▶ _Set task_
Copy each line of the listing below exactly.

▶ _Data listing_
-- Start --
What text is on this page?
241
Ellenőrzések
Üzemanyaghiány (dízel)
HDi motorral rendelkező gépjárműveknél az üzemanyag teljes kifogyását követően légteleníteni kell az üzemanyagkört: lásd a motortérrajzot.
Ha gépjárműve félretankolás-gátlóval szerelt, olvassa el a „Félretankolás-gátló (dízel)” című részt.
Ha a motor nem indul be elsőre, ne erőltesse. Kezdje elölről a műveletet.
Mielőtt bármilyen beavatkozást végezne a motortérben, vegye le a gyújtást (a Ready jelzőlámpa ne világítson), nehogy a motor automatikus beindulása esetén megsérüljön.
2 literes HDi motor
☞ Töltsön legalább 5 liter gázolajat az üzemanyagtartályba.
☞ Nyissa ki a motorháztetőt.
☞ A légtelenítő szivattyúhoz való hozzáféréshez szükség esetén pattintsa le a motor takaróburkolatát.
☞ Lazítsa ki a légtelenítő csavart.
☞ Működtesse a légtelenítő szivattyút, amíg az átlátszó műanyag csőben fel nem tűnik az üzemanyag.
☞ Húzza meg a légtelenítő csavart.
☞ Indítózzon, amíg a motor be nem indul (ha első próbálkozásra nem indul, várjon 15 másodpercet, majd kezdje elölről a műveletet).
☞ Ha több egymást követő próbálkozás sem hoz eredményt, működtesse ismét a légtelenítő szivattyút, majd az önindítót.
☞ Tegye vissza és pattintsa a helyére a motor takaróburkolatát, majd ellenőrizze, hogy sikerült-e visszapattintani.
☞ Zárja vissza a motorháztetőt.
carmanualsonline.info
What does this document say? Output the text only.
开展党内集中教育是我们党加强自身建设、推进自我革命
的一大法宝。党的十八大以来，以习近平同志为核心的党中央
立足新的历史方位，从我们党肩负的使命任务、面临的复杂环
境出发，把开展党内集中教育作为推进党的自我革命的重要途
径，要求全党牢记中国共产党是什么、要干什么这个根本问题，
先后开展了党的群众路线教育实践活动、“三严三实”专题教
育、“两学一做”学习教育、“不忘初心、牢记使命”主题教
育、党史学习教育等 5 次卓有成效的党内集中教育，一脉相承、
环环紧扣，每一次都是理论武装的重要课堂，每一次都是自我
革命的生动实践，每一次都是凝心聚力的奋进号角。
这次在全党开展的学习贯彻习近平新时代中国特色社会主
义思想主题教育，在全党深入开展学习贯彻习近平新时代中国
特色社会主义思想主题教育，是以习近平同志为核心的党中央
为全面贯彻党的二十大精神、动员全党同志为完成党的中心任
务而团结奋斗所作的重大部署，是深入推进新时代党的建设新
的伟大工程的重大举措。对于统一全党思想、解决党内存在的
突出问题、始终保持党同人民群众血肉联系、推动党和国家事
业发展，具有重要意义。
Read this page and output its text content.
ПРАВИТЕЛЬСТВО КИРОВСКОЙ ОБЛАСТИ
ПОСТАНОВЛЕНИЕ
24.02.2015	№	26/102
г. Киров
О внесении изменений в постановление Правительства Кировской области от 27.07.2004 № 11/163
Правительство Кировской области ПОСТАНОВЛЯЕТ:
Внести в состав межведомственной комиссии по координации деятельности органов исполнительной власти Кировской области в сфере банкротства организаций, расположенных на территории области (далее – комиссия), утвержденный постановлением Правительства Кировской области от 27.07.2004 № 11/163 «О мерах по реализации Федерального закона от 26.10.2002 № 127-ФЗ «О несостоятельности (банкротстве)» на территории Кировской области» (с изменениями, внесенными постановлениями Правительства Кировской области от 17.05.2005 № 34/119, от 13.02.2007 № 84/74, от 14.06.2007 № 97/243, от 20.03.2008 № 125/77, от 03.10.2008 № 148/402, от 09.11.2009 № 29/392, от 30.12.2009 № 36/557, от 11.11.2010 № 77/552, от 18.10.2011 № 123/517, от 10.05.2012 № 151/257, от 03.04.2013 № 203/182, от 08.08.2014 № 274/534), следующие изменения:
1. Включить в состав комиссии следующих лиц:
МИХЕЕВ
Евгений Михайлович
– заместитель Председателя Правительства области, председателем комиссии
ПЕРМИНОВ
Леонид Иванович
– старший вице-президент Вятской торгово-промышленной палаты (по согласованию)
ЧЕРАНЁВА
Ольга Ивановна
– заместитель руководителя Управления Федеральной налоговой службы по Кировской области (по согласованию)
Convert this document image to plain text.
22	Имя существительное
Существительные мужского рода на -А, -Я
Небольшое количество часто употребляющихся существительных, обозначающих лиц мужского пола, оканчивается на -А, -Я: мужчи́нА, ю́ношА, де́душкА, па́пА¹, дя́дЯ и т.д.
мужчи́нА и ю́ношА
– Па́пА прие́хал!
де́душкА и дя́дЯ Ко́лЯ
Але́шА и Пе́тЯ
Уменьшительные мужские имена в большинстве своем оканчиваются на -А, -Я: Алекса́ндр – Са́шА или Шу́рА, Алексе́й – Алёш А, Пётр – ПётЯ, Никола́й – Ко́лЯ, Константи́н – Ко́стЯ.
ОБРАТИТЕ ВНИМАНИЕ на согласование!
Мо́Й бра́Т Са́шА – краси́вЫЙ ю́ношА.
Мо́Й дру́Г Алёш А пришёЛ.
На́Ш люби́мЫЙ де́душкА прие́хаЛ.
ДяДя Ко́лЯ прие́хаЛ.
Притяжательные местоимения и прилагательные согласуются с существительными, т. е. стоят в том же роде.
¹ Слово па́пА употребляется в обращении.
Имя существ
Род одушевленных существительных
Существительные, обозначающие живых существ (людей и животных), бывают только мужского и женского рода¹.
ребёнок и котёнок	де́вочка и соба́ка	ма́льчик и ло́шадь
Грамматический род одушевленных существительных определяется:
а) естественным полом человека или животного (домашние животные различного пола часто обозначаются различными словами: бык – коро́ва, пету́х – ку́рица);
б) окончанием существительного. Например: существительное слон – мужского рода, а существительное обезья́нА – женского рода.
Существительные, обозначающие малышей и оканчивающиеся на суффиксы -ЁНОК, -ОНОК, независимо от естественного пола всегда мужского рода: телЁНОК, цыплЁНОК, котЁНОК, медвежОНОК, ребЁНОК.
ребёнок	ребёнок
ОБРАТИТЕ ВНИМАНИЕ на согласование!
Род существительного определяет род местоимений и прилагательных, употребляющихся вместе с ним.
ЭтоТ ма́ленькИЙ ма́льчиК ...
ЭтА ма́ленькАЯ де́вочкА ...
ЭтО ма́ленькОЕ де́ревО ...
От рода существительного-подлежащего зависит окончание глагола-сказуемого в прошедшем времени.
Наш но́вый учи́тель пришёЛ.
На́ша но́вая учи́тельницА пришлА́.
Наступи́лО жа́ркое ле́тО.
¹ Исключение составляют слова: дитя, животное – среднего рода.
-- End --
▶ _Worked solution_
What text is on this page?
241
Ellenőrzések
Üzemanyaghiány (dízel)
HDi motorral rendelkező gépjárműveknél az üzemanyag teljes kifogyását követően légteleníteni kell az üzemanyagkört: lásd a motortérrajzot.
Ha gépjárműve félretankolás-gátlóval szerelt, olvassa el a „Félretankolás-gátló (dízel)” című részt.
Ha a motor nem indul be elsőre, ne erőltesse. Kezdje elölről a műveletet.
Mielőtt bármilyen beavatkozást végezne a motortérben, vegye le a gyújtást (a Ready jelzőlámpa ne világítson), nehogy a motor automatikus beindulása esetén megsérüljön.
2 literes HDi motor
☞ Töltsön legalább 5 liter gázolajat az üzemanyagtartályba.
☞ Nyissa ki a motorháztetőt.
☞ A légtelenítő szivattyúhoz való hozzáféréshez szükség esetén pattintsa le a motor takaróburkolatát.
☞ Lazítsa ki a légtelenítő csavart.
☞ Működtesse a légtelenítő szivattyút, amíg az átlátszó műanyag csőben fel nem tűnik az üzemanyag.
☞ Húzza meg a légtelenítő csavart.
☞ Indítózzon, amíg a motor be nem indul (ha első próbálkozásra nem indul, várjon 15 másodpercet, majd kezdje elölről a műveletet).
☞ Ha több egymást követő próbálkozás sem hoz eredményt, működtesse ismét a légtelenítő szivattyút, majd az önindítót.
☞ Tegye vissza és pattintsa a helyére a motor takaróburkolatát, majd ellenőrizze, hogy sikerült-e visszapattintani.
☞ Zárja vissza a motorháztetőt.
carmanualsonline.info
What does this document say? Output the text only.
开展党内集中教育是我们党加强自身建设、推进自我革命
的一大法宝。党的十八大以来，以习近平同志为核心的党中央
立足新的历史方位，从我们党肩负的使命任务、面临的复杂环
境出发，把开展党内集中教育作为推进党的自我革命的重要途
径，要求全党牢记中国共产党是什么、要干什么这个根本问题，
先后开展了党的群众路线教育实践活动、“三严三实”专题教
育、“两学一做”学习教育、“不忘初心、牢记使命”主题教
育、党史学习教育等 5 次卓有成效的党内集中教育，一脉相承、
环环紧扣，每一次都是理论武装的重要课堂，每一次都是自我
革命的生动实践，每一次都是凝心聚力的奋进号角。
这次在全党开展的学习贯彻习近平新时代中国特色社会主
义思想主题教育，在全党深入开展学习贯彻习近平新时代中国
特色社会主义思想主题教育，是以习近平同志为核心的党中央
为全面贯彻党的二十大精神、动员全党同志为完成党的中心任
务而团结奋斗所作的重大部署，是深入推进新时代党的建设新
的伟大工程的重大举措。对于统一全党思想、解决党内存在的
突出问题、始终保持党同人民群众血肉联系、推动党和国家事
业发展，具有重要意义。
Read this page and output its text content.
ПРАВИТЕЛЬСТВО КИРОВСКОЙ ОБЛАСТИ
ПОСТАНОВЛЕНИЕ
24.02.2015	№	26/102
г. Киров
О внесении изменений в постановление Правительства Кировской области от 27.07.2004 № 11/163
Правительство Кировской области ПОСТАНОВЛЯЕТ:
Внести в состав межведомственной комиссии по координации деятельности органов исполнительной власти Кировской области в сфере банкротства организаций, расположенных на территории области (далее – комиссия), утвержденный постановлением Правительства Кировской области от 27.07.2004 № 11/163 «О мерах по реализации Федерального закона от 26.10.2002 № 127-ФЗ «О несостоятельности (банкротстве)» на территории Кировской области» (с изменениями, внесенными постановлениями Правительства Кировской области от 17.05.2005 № 34/119, от 13.02.2007 № 84/74, от 14.06.2007 № 97/243, от 20.03.2008 № 125/77, от 03.10.2008 № 148/402, от 09.11.2009 № 29/392, от 30.12.2009 № 36/557, от 11.11.2010 № 77/552, от 18.10.2011 № 123/517, от 10.05.2012 № 151/257, от 03.04.2013 № 203/182, от 08.08.2014 № 274/534), следующие изменения:
1. Включить в состав комиссии следующих лиц:
МИХЕЕВ
Евгений Михайлович
– заместитель Председателя Правительства области, председателем комиссии
ПЕРМИНОВ
Леонид Иванович
– старший вице-президент Вятской торгово-промышленной палаты (по согласованию)
ЧЕРАНЁВА
Ольга Ивановна
– заместитель руководителя Управления Федеральной налоговой службы по Кировской области (по согласованию)
Convert this document image to plain text.
22	Имя существительное
Существительные мужского рода на -А, -Я
Небольшое количество часто употребляющихся существительных, обозначающих лиц мужского пола, оканчивается на -А, -Я: мужчи́нА, ю́ношА, де́душкА, па́пА¹, дя́дЯ и т.д.
мужчи́нА и ю́ношА
– Па́пА прие́хал!
де́душкА и дя́дЯ Ко́лЯ
Але́шА и Пе́тЯ
Уменьшительные мужские имена в большинстве своем оканчиваются на -А, -Я: Алекса́ндр – Са́шА или Шу́рА, Алексе́й – Алёш А, Пётр – ПётЯ, Никола́й – Ко́лЯ, Константи́н – Ко́стЯ.
ОБРАТИТЕ ВНИМАНИЕ на согласование!
Мо́Й бра́Т Са́шА – краси́вЫЙ ю́ношА.
Мо́Й дру́Г Алёш А пришёЛ.
На́Ш люби́мЫЙ де́душкА прие́хаЛ.
ДяДя Ко́лЯ прие́хаЛ.
Притяжательные местоимения и прилагательные согласуются с существительными, т. е. стоят в том же роде.
¹ Слово па́пА употребляется в обращении.
Имя существ
Род одушевленных существительных
Существительные, обозначающие живых существ (людей и животных), бывают только мужского и женского рода¹.
ребёнок и котёнок	де́вочка и соба́ка	ма́льчик и ло́шадь
Грамматический род одушевленных существительных определяется:
а) естественным полом человека или животного (домашние животные различного пола часто обозначаются различными словами: бык – коро́ва, пету́х – ку́рица);
б) окончанием существительного. Например: существительное слон – мужского рода, а существительное обезья́нА – женского рода.
Существительные, обозначающие малышей и оканчивающиеся на суффиксы -ЁНОК, -ОНОК, независимо от естественного пола всегда мужского рода: телЁНОК, цыплЁНОК, котЁНОК, медвежОНОК, ребЁНОК.
ребёнок	ребёнок
ОБРАТИТЕ ВНИМАНИЕ на согласование!
Род существительного определяет род местоимений и прилагательных, употребляющихся вместе с ним.
ЭтоТ ма́ленькИЙ ма́льчиК ...
ЭтА ма́ленькАЯ де́вочкА ...
ЭтО ма́ленькОЕ де́ревО ...
От рода существительного-подлежащего зависит окончание глагола-сказуемого в прошедшем времени.
Наш но́вый учи́тель пришёЛ.
На́ша но́вая учи́тельницА пришлА́.
Наступи́лО жа́ркое ле́тО.
¹ Исключение составляют слова: дитя, животное – среднего рода.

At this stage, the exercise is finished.